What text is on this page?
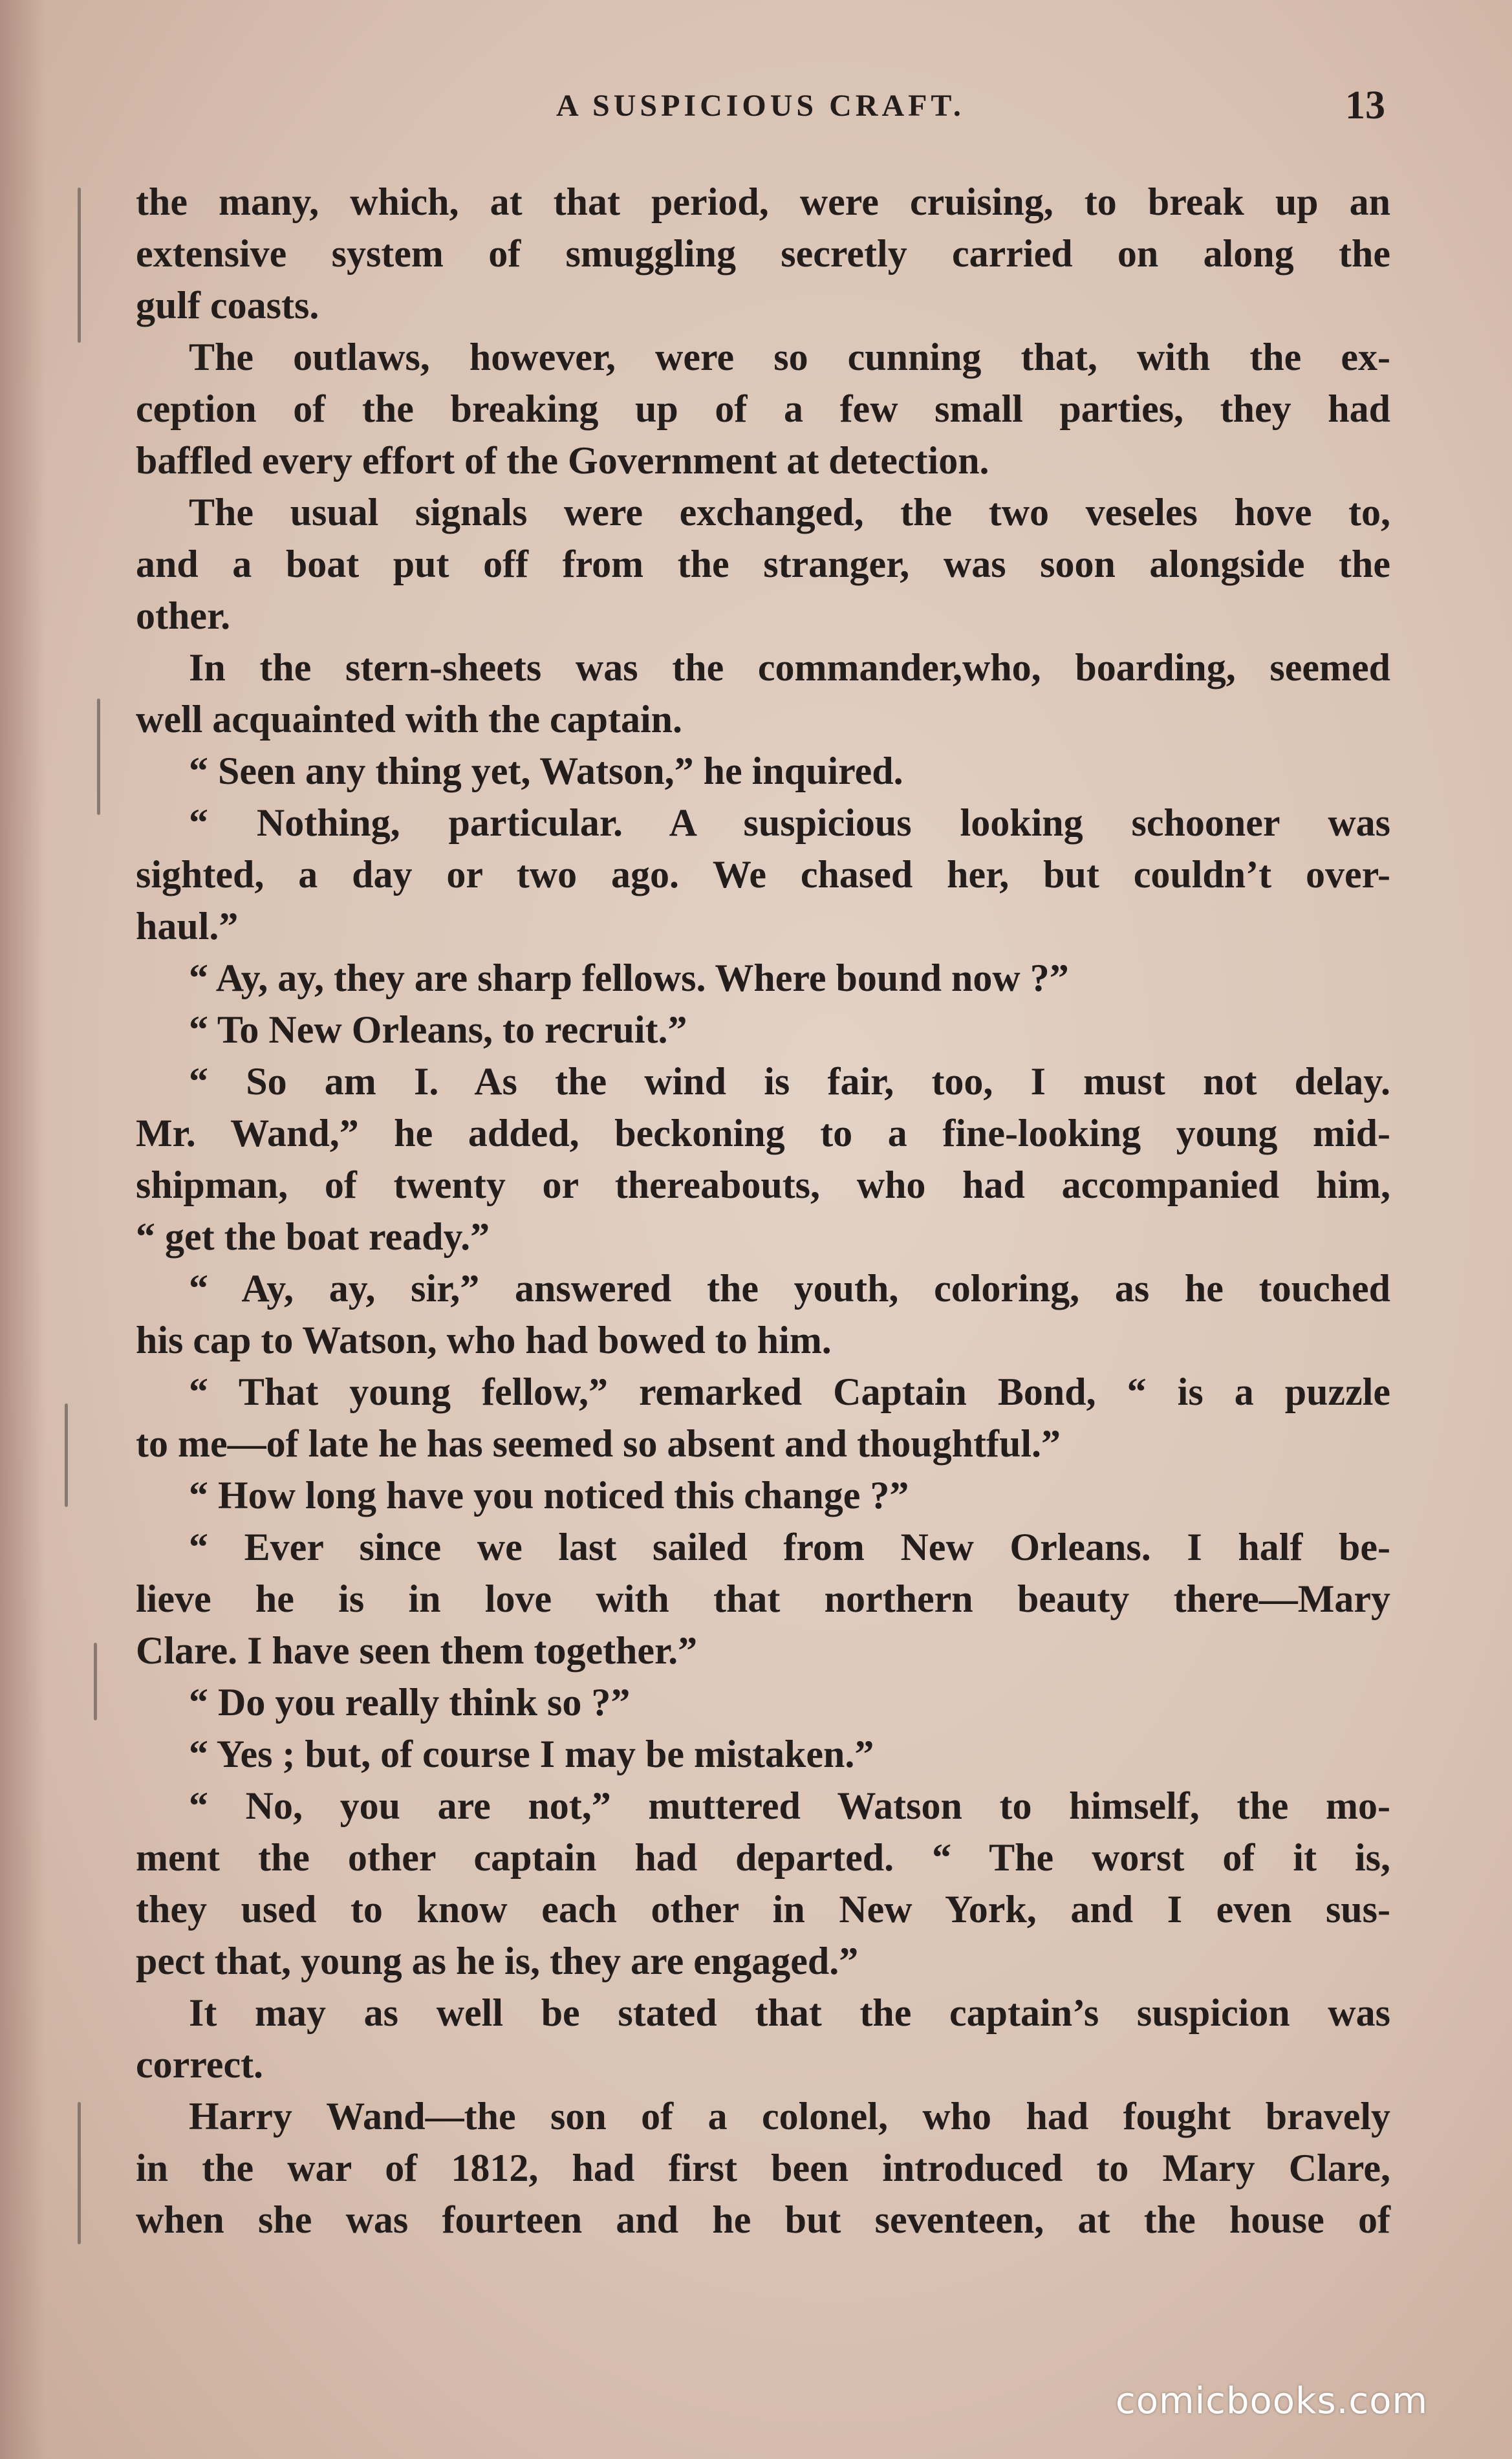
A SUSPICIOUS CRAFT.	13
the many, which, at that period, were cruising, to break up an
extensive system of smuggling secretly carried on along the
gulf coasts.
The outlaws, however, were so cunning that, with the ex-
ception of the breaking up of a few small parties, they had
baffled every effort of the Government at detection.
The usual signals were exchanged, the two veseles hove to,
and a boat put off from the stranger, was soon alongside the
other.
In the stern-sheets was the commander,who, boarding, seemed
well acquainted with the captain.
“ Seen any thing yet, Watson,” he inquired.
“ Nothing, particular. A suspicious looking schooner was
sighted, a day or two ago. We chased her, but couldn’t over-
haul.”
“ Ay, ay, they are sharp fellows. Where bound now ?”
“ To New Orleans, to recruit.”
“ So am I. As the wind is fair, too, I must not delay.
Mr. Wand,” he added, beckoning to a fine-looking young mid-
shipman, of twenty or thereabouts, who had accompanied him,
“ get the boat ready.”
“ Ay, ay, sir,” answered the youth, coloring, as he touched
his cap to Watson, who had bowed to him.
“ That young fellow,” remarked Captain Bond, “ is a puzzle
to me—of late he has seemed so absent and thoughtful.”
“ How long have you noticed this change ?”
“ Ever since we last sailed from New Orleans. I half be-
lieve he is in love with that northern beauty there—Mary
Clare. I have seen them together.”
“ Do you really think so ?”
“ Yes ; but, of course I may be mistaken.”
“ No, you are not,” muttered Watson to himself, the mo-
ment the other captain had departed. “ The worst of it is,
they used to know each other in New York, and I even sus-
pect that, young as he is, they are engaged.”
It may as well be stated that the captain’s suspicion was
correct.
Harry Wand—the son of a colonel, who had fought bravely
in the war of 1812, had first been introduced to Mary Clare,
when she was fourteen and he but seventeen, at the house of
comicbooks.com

==

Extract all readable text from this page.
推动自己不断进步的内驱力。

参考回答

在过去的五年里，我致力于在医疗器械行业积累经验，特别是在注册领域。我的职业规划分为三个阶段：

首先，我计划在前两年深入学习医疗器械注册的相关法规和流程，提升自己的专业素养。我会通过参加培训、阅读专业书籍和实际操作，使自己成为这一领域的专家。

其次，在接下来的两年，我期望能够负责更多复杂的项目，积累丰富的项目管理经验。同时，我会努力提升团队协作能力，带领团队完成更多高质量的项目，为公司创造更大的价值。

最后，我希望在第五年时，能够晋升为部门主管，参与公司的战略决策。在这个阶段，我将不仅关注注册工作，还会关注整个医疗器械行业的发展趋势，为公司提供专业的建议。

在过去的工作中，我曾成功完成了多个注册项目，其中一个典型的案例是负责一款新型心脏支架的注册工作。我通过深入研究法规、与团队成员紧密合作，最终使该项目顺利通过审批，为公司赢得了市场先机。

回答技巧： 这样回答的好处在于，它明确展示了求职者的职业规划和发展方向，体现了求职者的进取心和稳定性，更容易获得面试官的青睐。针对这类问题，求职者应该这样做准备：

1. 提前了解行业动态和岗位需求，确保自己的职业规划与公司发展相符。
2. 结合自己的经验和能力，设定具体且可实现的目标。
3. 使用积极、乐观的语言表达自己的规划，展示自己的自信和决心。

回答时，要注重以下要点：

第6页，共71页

▶ **Work to complete**:
Report all lines of the data that include the word "Watson".

▶ **Task answer**:
“ Seen any thing yet, Watson,” he inquired.
his cap to Watson, who had bowed to him.
“ No, you are not,” muttered Watson to himself, the mo-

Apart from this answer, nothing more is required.